Figure record extracts:
──────

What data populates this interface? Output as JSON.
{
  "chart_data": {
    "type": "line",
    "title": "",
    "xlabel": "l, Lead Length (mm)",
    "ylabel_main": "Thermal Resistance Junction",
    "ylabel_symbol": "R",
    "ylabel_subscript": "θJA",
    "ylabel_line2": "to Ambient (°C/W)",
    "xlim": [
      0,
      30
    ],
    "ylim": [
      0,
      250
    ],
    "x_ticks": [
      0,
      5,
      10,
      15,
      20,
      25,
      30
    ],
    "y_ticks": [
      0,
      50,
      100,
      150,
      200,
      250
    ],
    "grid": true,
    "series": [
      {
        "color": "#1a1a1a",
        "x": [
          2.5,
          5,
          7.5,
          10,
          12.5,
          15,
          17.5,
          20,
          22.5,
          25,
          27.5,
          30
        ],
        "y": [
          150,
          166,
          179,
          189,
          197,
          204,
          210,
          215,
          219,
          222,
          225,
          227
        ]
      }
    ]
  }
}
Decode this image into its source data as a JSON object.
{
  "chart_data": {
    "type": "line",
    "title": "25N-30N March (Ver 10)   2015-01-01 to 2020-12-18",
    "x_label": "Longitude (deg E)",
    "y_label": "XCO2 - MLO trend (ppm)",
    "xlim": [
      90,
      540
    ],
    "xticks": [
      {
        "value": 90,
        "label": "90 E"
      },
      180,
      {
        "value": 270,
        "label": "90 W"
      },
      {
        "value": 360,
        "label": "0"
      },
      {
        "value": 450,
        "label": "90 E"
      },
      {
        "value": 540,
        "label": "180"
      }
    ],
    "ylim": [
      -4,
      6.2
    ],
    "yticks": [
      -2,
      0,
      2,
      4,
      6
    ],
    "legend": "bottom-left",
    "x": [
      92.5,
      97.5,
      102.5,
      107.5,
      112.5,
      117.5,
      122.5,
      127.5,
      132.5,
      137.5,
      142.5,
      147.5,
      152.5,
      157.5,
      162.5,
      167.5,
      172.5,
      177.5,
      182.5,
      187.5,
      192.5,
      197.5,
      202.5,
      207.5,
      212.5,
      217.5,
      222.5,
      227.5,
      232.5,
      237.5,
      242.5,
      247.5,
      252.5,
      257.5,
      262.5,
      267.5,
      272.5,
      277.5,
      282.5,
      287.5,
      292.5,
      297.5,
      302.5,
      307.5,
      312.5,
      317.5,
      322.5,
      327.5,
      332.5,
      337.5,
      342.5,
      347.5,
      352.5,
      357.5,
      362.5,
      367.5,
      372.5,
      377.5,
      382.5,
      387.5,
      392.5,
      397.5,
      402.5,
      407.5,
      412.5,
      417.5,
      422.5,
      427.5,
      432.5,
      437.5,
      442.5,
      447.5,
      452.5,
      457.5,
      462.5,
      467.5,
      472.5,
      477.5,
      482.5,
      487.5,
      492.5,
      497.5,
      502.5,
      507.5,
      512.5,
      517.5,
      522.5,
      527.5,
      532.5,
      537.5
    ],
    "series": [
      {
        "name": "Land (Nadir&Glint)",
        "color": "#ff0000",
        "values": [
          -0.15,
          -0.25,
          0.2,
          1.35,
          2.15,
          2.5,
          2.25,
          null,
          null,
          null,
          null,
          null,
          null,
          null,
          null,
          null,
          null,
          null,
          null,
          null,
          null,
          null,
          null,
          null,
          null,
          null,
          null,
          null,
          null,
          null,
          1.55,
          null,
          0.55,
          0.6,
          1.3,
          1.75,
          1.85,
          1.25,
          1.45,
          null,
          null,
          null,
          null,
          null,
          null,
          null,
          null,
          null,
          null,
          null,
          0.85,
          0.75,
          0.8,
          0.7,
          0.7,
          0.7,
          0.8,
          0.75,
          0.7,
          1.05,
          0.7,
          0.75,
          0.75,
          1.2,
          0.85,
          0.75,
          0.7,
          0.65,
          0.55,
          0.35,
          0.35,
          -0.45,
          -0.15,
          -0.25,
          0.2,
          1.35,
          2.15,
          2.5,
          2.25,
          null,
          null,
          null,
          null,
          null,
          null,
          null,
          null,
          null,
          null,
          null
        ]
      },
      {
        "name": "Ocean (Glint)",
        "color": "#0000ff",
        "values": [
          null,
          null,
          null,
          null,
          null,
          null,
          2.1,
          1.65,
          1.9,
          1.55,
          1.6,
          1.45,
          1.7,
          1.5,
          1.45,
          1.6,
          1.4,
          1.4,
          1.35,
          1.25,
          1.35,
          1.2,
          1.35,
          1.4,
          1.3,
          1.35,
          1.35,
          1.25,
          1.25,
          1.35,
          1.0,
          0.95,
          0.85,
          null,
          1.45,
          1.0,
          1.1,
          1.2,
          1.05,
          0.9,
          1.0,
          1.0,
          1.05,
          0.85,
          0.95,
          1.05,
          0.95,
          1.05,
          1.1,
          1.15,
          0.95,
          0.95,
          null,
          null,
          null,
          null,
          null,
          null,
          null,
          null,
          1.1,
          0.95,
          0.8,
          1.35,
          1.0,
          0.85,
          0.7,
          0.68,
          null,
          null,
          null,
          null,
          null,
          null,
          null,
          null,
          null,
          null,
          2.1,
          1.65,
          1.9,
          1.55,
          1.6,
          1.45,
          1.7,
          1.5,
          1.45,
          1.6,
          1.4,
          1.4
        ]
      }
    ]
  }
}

──────

# Instruction:
Return every line of the material exactly.

# Full output:
What data populates this interface? Output as JSON.
{
  "chart_data": {
    "type": "line",
    "title": "",
    "xlabel": "l, Lead Length (mm)",
    "ylabel_main": "Thermal Resistance Junction",
    "ylabel_symbol": "R",
    "ylabel_subscript": "θJA",
    "ylabel_line2": "to Ambient (°C/W)",
    "xlim": [
      0,
      30
    ],
    "ylim": [
      0,
      250
    ],
    "x_ticks": [
      0,
      5,
      10,
      15,
      20,
      25,
      30
    ],
    "y_ticks": [
      0,
      50,
      100,
      150,
      200,
      250
    ],
    "grid": true,
    "series": [
      {
        "color": "#1a1a1a",
        "x": [
          2.5,
          5,
          7.5,
          10,
          12.5,
          15,
          17.5,
          20,
          22.5,
          25,
          27.5,
          30
        ],
        "y": [
          150,
          166,
          179,
          189,
          197,
          204,
          210,
          215,
          219,
          222,
          225,
          227
        ]
      }
    ]
  }
}
Decode this image into its source data as a JSON object.
{
  "chart_data": {
    "type": "line",
    "title": "25N-30N March (Ver 10)   2015-01-01 to 2020-12-18",
    "x_label": "Longitude (deg E)",
    "y_label": "XCO2 - MLO trend (ppm)",
    "xlim": [
      90,
      540
    ],
    "xticks": [
      {
        "value": 90,
        "label": "90 E"
      },
      180,
      {
        "value": 270,
        "label": "90 W"
      },
      {
        "value": 360,
        "label": "0"
      },
      {
        "value": 450,
        "label": "90 E"
      },
      {
        "value": 540,
        "label": "180"
      }
    ],
    "ylim": [
      -4,
      6.2
    ],
    "yticks": [
      -2,
      0,
      2,
      4,
      6
    ],
    "legend": "bottom-left",
    "x": [
      92.5,
      97.5,
      102.5,
      107.5,
      112.5,
      117.5,
      122.5,
      127.5,
      132.5,
      137.5,
      142.5,
      147.5,
      152.5,
      157.5,
      162.5,
      167.5,
      172.5,
      177.5,
      182.5,
      187.5,
      192.5,
      197.5,
      202.5,
      207.5,
      212.5,
      217.5,
      222.5,
      227.5,
      232.5,
      237.5,
      242.5,
      247.5,
      252.5,
      257.5,
      262.5,
      267.5,
      272.5,
      277.5,
      282.5,
      287.5,
      292.5,
      297.5,
      302.5,
      307.5,
      312.5,
      317.5,
      322.5,
      327.5,
      332.5,
      337.5,
      342.5,
      347.5,
      352.5,
      357.5,
      362.5,
      367.5,
      372.5,
      377.5,
      382.5,
      387.5,
      392.5,
      397.5,
      402.5,
      407.5,
      412.5,
      417.5,
      422.5,
      427.5,
      432.5,
      437.5,
      442.5,
      447.5,
      452.5,
      457.5,
      462.5,
      467.5,
      472.5,
      477.5,
      482.5,
      487.5,
      492.5,
      497.5,
      502.5,
      507.5,
      512.5,
      517.5,
      522.5,
      527.5,
      532.5,
      537.5
    ],
    "series": [
      {
        "name": "Land (Nadir&Glint)",
        "color": "#ff0000",
        "values": [
          -0.15,
          -0.25,
          0.2,
          1.35,
          2.15,
          2.5,
          2.25,
          null,
          null,
          null,
          null,
          null,
          null,
          null,
          null,
          null,
          null,
          null,
          null,
          null,
          null,
          null,
          null,
          null,
          null,
          null,
          null,
          null,
          null,
          null,
          1.55,
          null,
          0.55,
          0.6,
          1.3,
          1.75,
          1.85,
          1.25,
          1.45,
          null,
          null,
          null,
          null,
          null,
          null,
          null,
          null,
          null,
          null,
          null,
          0.85,
          0.75,
          0.8,
          0.7,
          0.7,
          0.7,
          0.8,
          0.75,
          0.7,
          1.05,
          0.7,
          0.75,
          0.75,
          1.2,
          0.85,
          0.75,
          0.7,
          0.65,
          0.55,
          0.35,
          0.35,
          -0.45,
          -0.15,
          -0.25,
          0.2,
          1.35,
          2.15,
          2.5,
          2.25,
          null,
          null,
          null,
          null,
          null,
          null,
          null,
          null,
          null,
          null,
          null
        ]
      },
      {
        "name": "Ocean (Glint)",
        "color": "#0000ff",
        "values": [
          null,
          null,
          null,
          null,
          null,
          null,
          2.1,
          1.65,
          1.9,
          1.55,
          1.6,
          1.45,
          1.7,
          1.5,
          1.45,
          1.6,
          1.4,
          1.4,
          1.35,
          1.25,
          1.35,
          1.2,
          1.35,
          1.4,
          1.3,
          1.35,
          1.35,
          1.25,
          1.25,
          1.35,
          1.0,
          0.95,
          0.85,
          null,
          1.45,
          1.0,
          1.1,
          1.2,
          1.05,
          0.9,
          1.0,
          1.0,
          1.05,
          0.85,
          0.95,
          1.05,
          0.95,
          1.05,
          1.1,
          1.15,
          0.95,
          0.95,
          null,
          null,
          null,
          null,
          null,
          null,
          null,
          null,
          1.1,
          0.95,
          0.8,
          1.35,
          1.0,
          0.85,
          0.7,
          0.68,
          null,
          null,
          null,
          null,
          null,
          null,
          null,
          null,
          null,
          null,
          2.1,
          1.65,
          1.9,
          1.55,
          1.6,
          1.45,
          1.7,
          1.5,
          1.45,
          1.6,
          1.4,
          1.4
        ]
      }
    ]
  }
}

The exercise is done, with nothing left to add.